Look through the listing and locate every line containing the word "Педагогический"; copy those lines.

DATA EXTRACT:
------

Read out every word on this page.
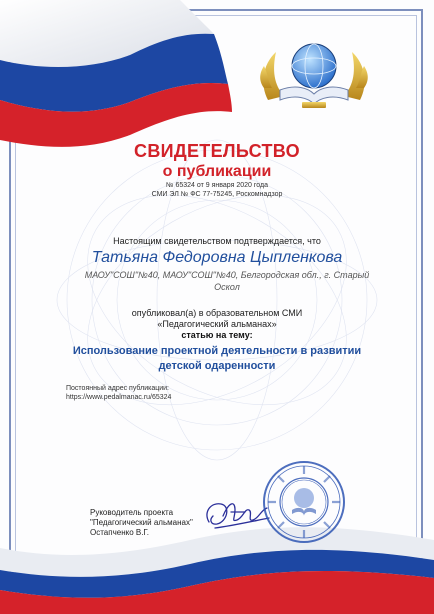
СВИДЕТЕЛЬСТВО
о публикации
№ 65324 от 9 января 2020 года
СМИ ЭЛ № ФС 77-75245, Роскомнадзор
Настоящим свидетельством подтверждается, что
Татьяна Федоровна Цыпленкова
МАОУ"СОШ"№40, МАОУ"СОШ"№40, Белгородская обл., г. Старый Оскол
опубликовал(а) в образовательном СМИ
«Педагогический альманах»
статью на тему:
Использование проектной деятельности в развитии детской одаренности
Постоянный адрес публикации:
https://www.pedalmanac.ru/65324
Руководитель проекта
"Педагогический альманах"
Остапченко В.Г.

------

SOLUTION:
«Педагогический альманах»
"Педагогический альманах"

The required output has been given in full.